(Element and region listings)

## begin

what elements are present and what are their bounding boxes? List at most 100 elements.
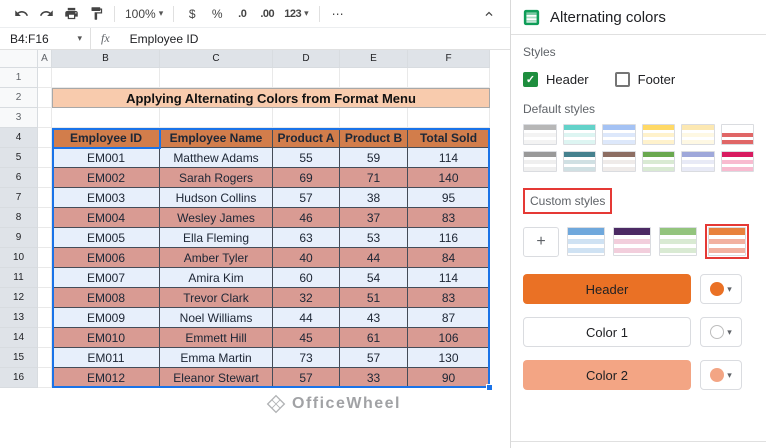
table-cell[interactable]: 53 [340, 228, 408, 248]
row-header-7[interactable]: 7 [0, 188, 38, 208]
empty-cell[interactable] [38, 248, 52, 268]
add-custom-style-button[interactable]: + [523, 226, 559, 257]
row-header-2[interactable]: 2 [0, 88, 38, 108]
color-1-style-button[interactable]: Color 1 [523, 317, 691, 347]
table-cell[interactable]: 63 [273, 228, 340, 248]
empty-cell[interactable] [38, 188, 52, 208]
empty-cell[interactable] [408, 108, 490, 128]
table-cell[interactable]: 60 [273, 268, 340, 288]
table-cell[interactable]: Trevor Clark [160, 288, 273, 308]
table-cell[interactable]: EM012 [52, 368, 160, 388]
table-cell[interactable]: EM008 [52, 288, 160, 308]
empty-cell[interactable] [160, 68, 273, 88]
table-cell[interactable]: 54 [340, 268, 408, 288]
row-header-5[interactable]: 5 [0, 148, 38, 168]
more-toolbar-options-button[interactable]: ⋯ [327, 3, 349, 25]
empty-cell[interactable] [273, 108, 340, 128]
column-header-D[interactable]: D [273, 50, 340, 68]
formula-input[interactable]: Employee ID [120, 32, 199, 46]
row-header-12[interactable]: 12 [0, 288, 38, 308]
table-cell[interactable]: EM010 [52, 328, 160, 348]
custom-style-2[interactable] [613, 227, 651, 256]
column-header-B[interactable]: B [52, 50, 160, 68]
default-style-12[interactable] [720, 151, 754, 172]
table-cell[interactable]: 130 [408, 348, 490, 368]
format-percent-button[interactable]: % [206, 3, 228, 25]
row-header-10[interactable]: 10 [0, 248, 38, 268]
table-cell[interactable]: 45 [273, 328, 340, 348]
table-cell[interactable]: EM004 [52, 208, 160, 228]
table-cell[interactable]: Hudson Collins [160, 188, 273, 208]
default-style-10[interactable] [641, 151, 675, 172]
column-header-A[interactable]: A [38, 50, 52, 68]
empty-cell[interactable] [38, 288, 52, 308]
default-style-8[interactable] [562, 151, 596, 172]
empty-cell[interactable] [38, 348, 52, 368]
table-cell[interactable]: 114 [408, 268, 490, 288]
row-header-8[interactable]: 8 [0, 208, 38, 228]
table-cell[interactable]: EM001 [52, 148, 160, 168]
name-box[interactable]: B4:F16 ▾ [0, 28, 90, 49]
color-2-color-dropdown[interactable]: ▾ [700, 360, 742, 390]
header-style-button[interactable]: Header [523, 274, 691, 304]
empty-cell[interactable] [408, 68, 490, 88]
empty-cell[interactable] [340, 108, 408, 128]
undo-button[interactable] [10, 3, 32, 25]
default-style-9[interactable] [602, 151, 636, 172]
row-header-4[interactable]: 4 [0, 128, 38, 148]
paint-format-button[interactable] [85, 3, 107, 25]
print-button[interactable] [60, 3, 82, 25]
table-cell[interactable]: 37 [340, 208, 408, 228]
table-cell[interactable]: 84 [408, 248, 490, 268]
table-cell[interactable]: 51 [340, 288, 408, 308]
default-style-3[interactable] [602, 124, 636, 145]
table-cell[interactable]: 83 [408, 208, 490, 228]
collapse-toolbar-button[interactable] [478, 3, 500, 25]
table-cell[interactable]: Eleanor Stewart [160, 368, 273, 388]
table-cell[interactable]: EM007 [52, 268, 160, 288]
table-cell[interactable]: EM003 [52, 188, 160, 208]
increase-decimal-button[interactable]: .00 [256, 3, 278, 25]
table-cell[interactable]: Emmett Hill [160, 328, 273, 348]
row-header-1[interactable]: 1 [0, 68, 38, 88]
table-cell[interactable]: 69 [273, 168, 340, 188]
empty-cell[interactable] [52, 108, 160, 128]
table-cell[interactable]: 46 [273, 208, 340, 228]
table-cell[interactable]: Amira Kim [160, 268, 273, 288]
table-cell[interactable]: 106 [408, 328, 490, 348]
row-header-6[interactable]: 6 [0, 168, 38, 188]
format-currency-button[interactable]: $ [181, 3, 203, 25]
empty-cell[interactable] [38, 168, 52, 188]
row-header-9[interactable]: 9 [0, 228, 38, 248]
table-cell[interactable]: 140 [408, 168, 490, 188]
table-cell[interactable]: 73 [273, 348, 340, 368]
table-cell[interactable]: 83 [408, 288, 490, 308]
footer-checkbox[interactable]: Footer [614, 72, 675, 87]
custom-style-1[interactable] [567, 227, 605, 256]
empty-cell[interactable] [38, 208, 52, 228]
table-cell[interactable]: 71 [340, 168, 408, 188]
empty-cell[interactable] [160, 108, 273, 128]
color-1-color-dropdown[interactable]: ▾ [700, 317, 742, 347]
table-cell[interactable]: Matthew Adams [160, 148, 273, 168]
empty-cell[interactable] [38, 68, 52, 88]
table-cell[interactable]: 57 [340, 348, 408, 368]
row-header-13[interactable]: 13 [0, 308, 38, 328]
row-header-3[interactable]: 3 [0, 108, 38, 128]
table-cell[interactable]: 44 [273, 308, 340, 328]
redo-button[interactable] [35, 3, 57, 25]
table-cell[interactable]: 57 [273, 188, 340, 208]
table-cell[interactable]: EM005 [52, 228, 160, 248]
more-formats-button[interactable]: 123 ▾ [281, 3, 311, 25]
table-cell[interactable]: Amber Tyler [160, 248, 273, 268]
table-cell[interactable]: 114 [408, 148, 490, 168]
empty-cell[interactable] [38, 108, 52, 128]
empty-cell[interactable] [38, 88, 52, 108]
empty-cell[interactable] [38, 228, 52, 248]
table-header-cell[interactable]: Employee Name [160, 128, 273, 148]
header-checkbox[interactable]: ✓ Header [523, 72, 589, 87]
empty-cell[interactable] [273, 68, 340, 88]
corner-cell[interactable] [0, 50, 38, 68]
column-header-E[interactable]: E [340, 50, 408, 68]
table-header-cell[interactable]: Product B [340, 128, 408, 148]
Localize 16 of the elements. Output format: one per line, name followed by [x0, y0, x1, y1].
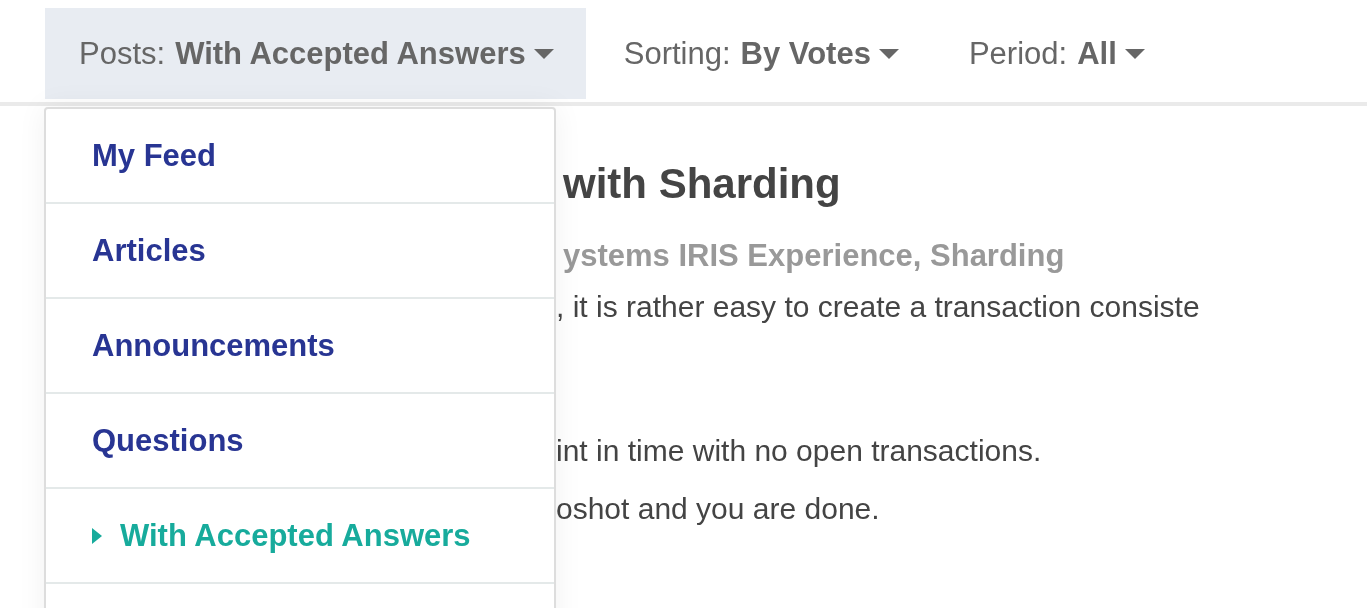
- triangle-icon: [92, 527, 102, 544]
- filter-dropdown[interactable]: Posts: With Accepted Answers: [45, 8, 586, 99]
- filter-dropdown[interactable]: Sorting: By Votes: [589, 8, 931, 99]
- post-title: with Sharding: [563, 159, 842, 209]
- menu-item[interactable]: Announcements: [46, 299, 554, 394]
- menu-item[interactable]: My Feed: [46, 109, 554, 204]
- post-text: oshot and you are done.: [556, 491, 881, 527]
- caret-icon: [878, 48, 899, 59]
- filter-dropdown[interactable]: Period: All: [934, 8, 1177, 99]
- post-tags: ystems IRIS Experience, Sharding: [563, 234, 1367, 278]
- post-text: int in time with no open transactions.: [556, 433, 1043, 469]
- post-text: , it is rather easy to create a transaction consiste: [556, 289, 1201, 325]
- caret-icon: [533, 48, 554, 59]
- caret-icon: [1124, 48, 1145, 59]
- menu-item[interactable]: Questions: [46, 394, 554, 489]
- menu-item[interactable]: Articles: [46, 204, 554, 299]
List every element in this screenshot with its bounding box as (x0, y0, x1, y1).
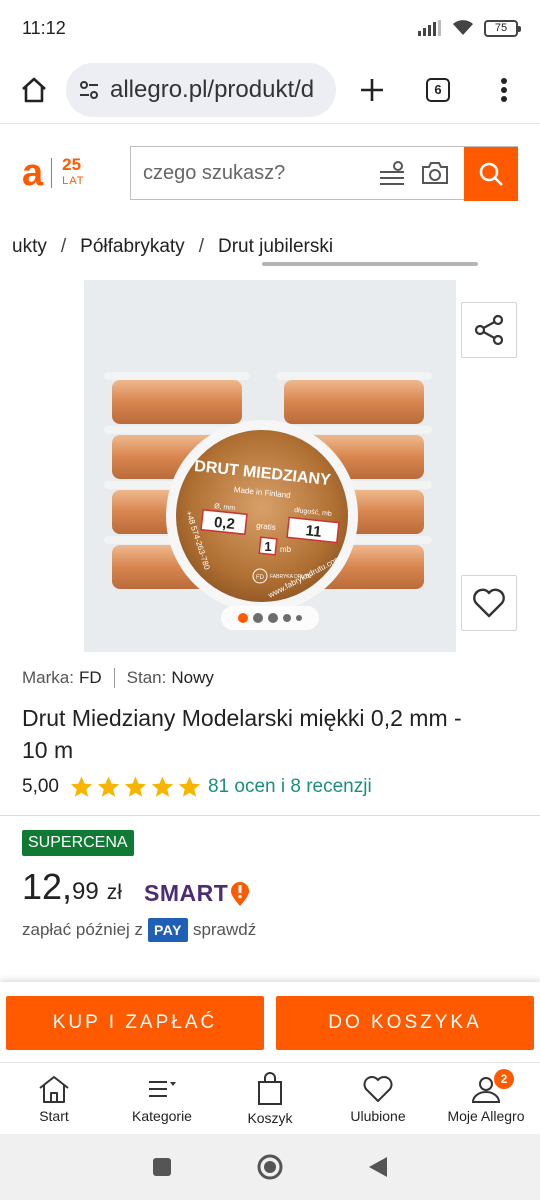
logo-letter: a (22, 152, 44, 194)
signal-icon (418, 20, 441, 36)
nav-start[interactable]: Start (0, 1063, 108, 1134)
buy-now-button[interactable]: KUP I ZAPŁAĆ (6, 996, 264, 1050)
add-to-cart-button[interactable]: DO KOSZYKA (276, 996, 534, 1050)
rating-row: 5,00 81 ocen i 8 recenzji (22, 775, 372, 799)
search-input[interactable]: czego szukasz? (131, 147, 378, 199)
label-brand-name: FABRYKA DRUTU (270, 574, 312, 580)
breadcrumb-scrollbar[interactable] (262, 262, 478, 266)
divider (0, 815, 540, 816)
label-unit: mb (280, 545, 292, 554)
home-icon (22, 77, 46, 102)
browser-toolbar: allegro.pl/produkt/d 6 (0, 56, 540, 124)
more-vert-icon (501, 77, 507, 102)
nav-categories[interactable]: Kategorie (108, 1063, 216, 1134)
star-icon (178, 776, 201, 797)
home-icon (39, 1075, 69, 1103)
back-icon[interactable] (367, 1155, 389, 1179)
product-photo: DRUT MIEDZIANY Made in Finland Ø, mm dłu… (84, 280, 456, 652)
camera-icon[interactable] (420, 160, 450, 186)
bottom-navigation: Start Kategorie Koszyk Ulubione 2 Moje A… (0, 1062, 540, 1134)
price-decimal: 99 (72, 878, 99, 905)
favorite-button[interactable] (461, 575, 517, 631)
search-button[interactable] (464, 147, 518, 201)
gallery-pagination (221, 606, 319, 630)
nav-favorites[interactable]: Ulubione (324, 1063, 432, 1134)
label-brand-mark: FD (256, 575, 265, 581)
battery-indicator: 75 (484, 19, 521, 37)
star-icon (97, 776, 120, 797)
product-image[interactable]: DRUT MIEDZIANY Made in Finland Ø, mm dłu… (84, 280, 456, 652)
status-bar: 11:12 75 (0, 0, 540, 56)
home-button[interactable] (14, 70, 54, 110)
search-filter-icon[interactable] (378, 160, 406, 186)
site-settings-icon[interactable] (78, 79, 100, 101)
gallery-dot[interactable] (283, 614, 291, 622)
system-home-icon[interactable] (256, 1153, 284, 1181)
product-meta: Marka: FD Stan: Nowy (22, 668, 214, 688)
plus-icon (361, 78, 383, 101)
tab-count: 6 (426, 77, 450, 102)
star-icon (70, 776, 93, 797)
rating-stars (69, 775, 202, 799)
nav-my-allegro[interactable]: 2 Moje Allegro (432, 1063, 540, 1134)
notification-badge: 2 (494, 1069, 514, 1089)
site-header: a 25 LAT czego szukasz? (0, 124, 540, 222)
star-icon (124, 776, 147, 797)
gallery-dot[interactable] (296, 615, 302, 621)
search-bar: czego szukasz? (130, 146, 518, 201)
bag-icon (258, 1071, 282, 1105)
gallery-dot[interactable] (238, 613, 248, 623)
search-icon (479, 162, 503, 186)
gallery-dot[interactable] (268, 613, 278, 623)
heart-icon (473, 588, 505, 618)
wifi-icon (453, 20, 473, 35)
logo-anniversary: 25 LAT (62, 155, 85, 187)
new-tab-button[interactable] (352, 70, 392, 110)
breadcrumb-item[interactable]: ukty (12, 236, 47, 258)
price: 12, 99 zł (22, 866, 122, 908)
condition-value: Nowy (171, 668, 214, 687)
smart-exclamation-icon (231, 881, 250, 906)
allegro-logo[interactable]: a 25 LAT (22, 154, 130, 192)
recents-icon[interactable] (151, 1156, 173, 1178)
reviews-link[interactable]: 81 ocen i 8 recenzji (208, 776, 372, 798)
supercena-badge: SUPERCENA (22, 830, 134, 856)
share-icon (474, 314, 504, 346)
label-gratis-value: 1 (264, 539, 271, 554)
price-currency: zł (106, 881, 122, 904)
status-icons: 75 (418, 19, 521, 37)
heart-icon (363, 1075, 393, 1102)
url-text: allegro.pl/produkt/d (110, 75, 315, 103)
share-button[interactable] (461, 302, 517, 358)
system-navigation (0, 1134, 540, 1200)
brand-value[interactable]: FD (79, 668, 102, 688)
label-length: 11 (305, 522, 323, 541)
pay-later: zapłać później z PAY sprawdź (22, 918, 256, 942)
pay-later-check-link[interactable]: sprawdź (193, 920, 256, 940)
breadcrumb-item[interactable]: Drut jubilerski (218, 236, 333, 258)
browser-menu-button[interactable] (484, 70, 524, 110)
label-diameter: 0,2 (213, 514, 236, 533)
tab-switcher-button[interactable]: 6 (418, 70, 458, 110)
status-time: 11:12 (22, 17, 66, 38)
purchase-bar: KUP I ZAPŁAĆ DO KOSZYKA (0, 982, 540, 1062)
allegro-pay-badge: PAY (147, 918, 188, 942)
address-bar[interactable]: allegro.pl/produkt/d (66, 62, 336, 117)
nav-cart[interactable]: Koszyk (216, 1063, 324, 1134)
breadcrumb-item[interactable]: Półfabrykaty (80, 236, 185, 258)
rating-value: 5,00 (22, 776, 59, 797)
smart-badge[interactable]: SMART (144, 880, 250, 907)
menu-icon (149, 1080, 176, 1097)
gallery-dot[interactable] (253, 613, 263, 623)
price-integer: 12, (22, 866, 73, 907)
product-title: Drut Miedziany Modelarski miękki 0,2 mm … (22, 705, 462, 763)
star-icon (151, 776, 174, 797)
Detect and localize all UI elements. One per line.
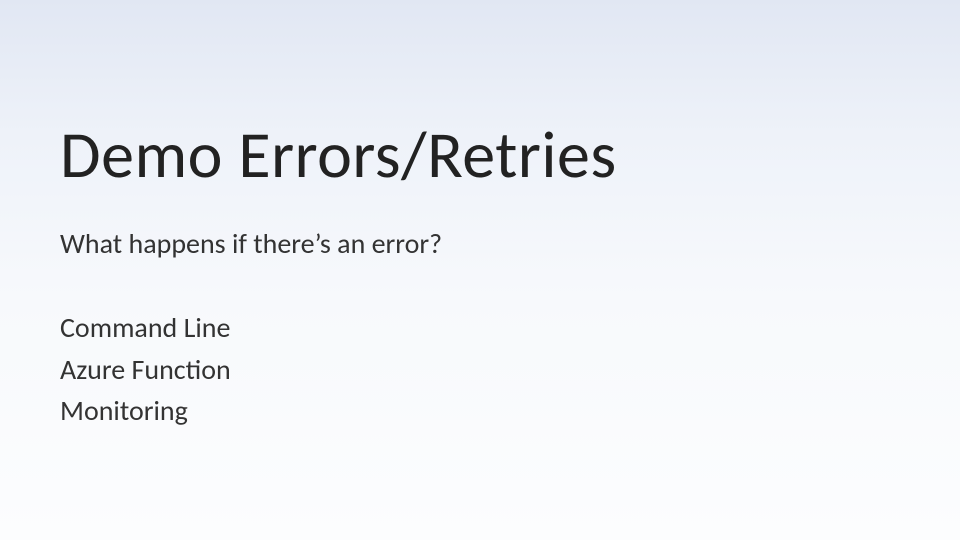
slide-items: Command Line Azure Function Monitoring [60, 309, 900, 430]
list-item: Azure Function [60, 351, 900, 389]
list-item: Command Line [60, 309, 900, 347]
slide: Demo Errors/Retries What happens if ther… [0, 0, 960, 540]
slide-title: Demo Errors/Retries [60, 120, 900, 189]
slide-subtitle: What happens if there’s an error? [60, 227, 900, 261]
list-item: Monitoring [60, 392, 900, 430]
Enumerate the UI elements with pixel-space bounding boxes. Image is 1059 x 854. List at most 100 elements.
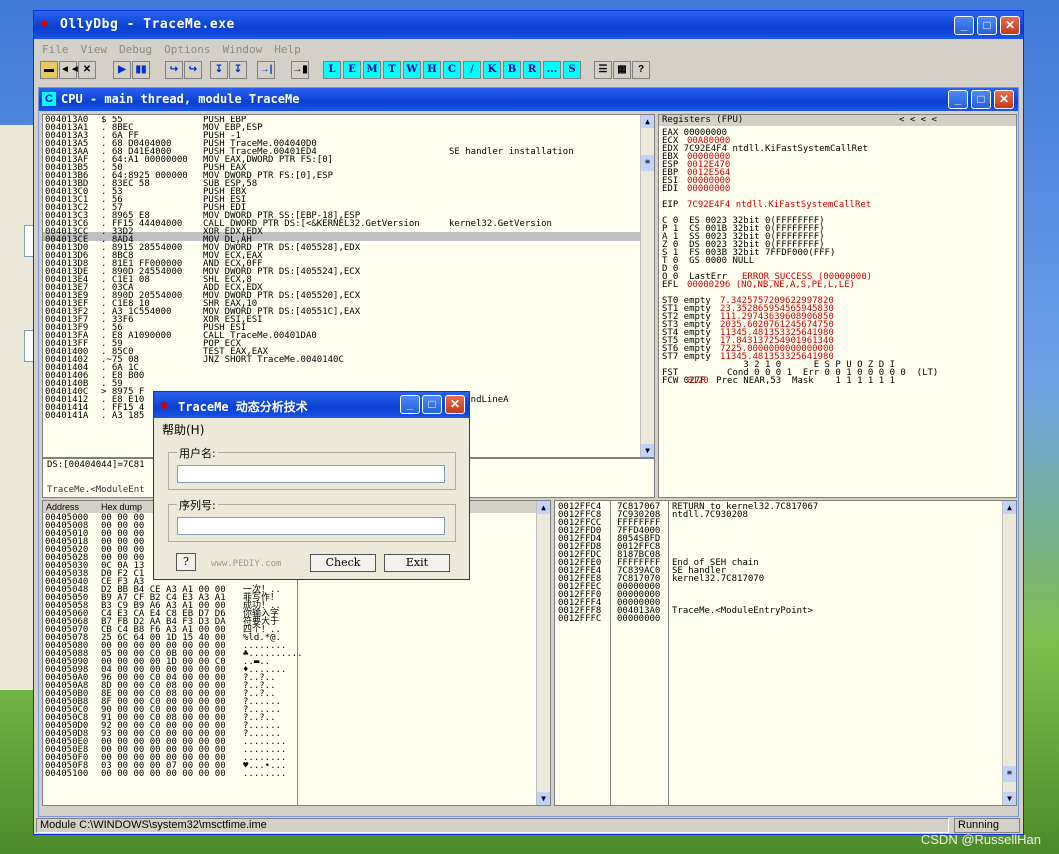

## end

- **Goal**
Please output the lines of the listing from the line with "slide-items: Command Line" up to and including the line with "slide-subtitle: What happens" as a Markdown table with the columns n and Line, one row per line, leaving out any blank lines.

- **Response to this exercise**
| n | Line |
|---|---|
| 1 | slide-items: Command Line Azure Function Monitoring [60, 309, 900, 430] |
| 2 | list-item: Azure Function [60, 351, 900, 389] |
| 3 | list-item: Command Line [60, 309, 900, 347] |
| 4 | slide: Demo Errors/Retries What happens if ther… [0, 0, 960, 540] |
| 5 | slide-title: Demo Errors/Retries [60, 120, 900, 189] |
| 6 | slide-subtitle: What happens if there’s an error? [60, 227, 900, 261] |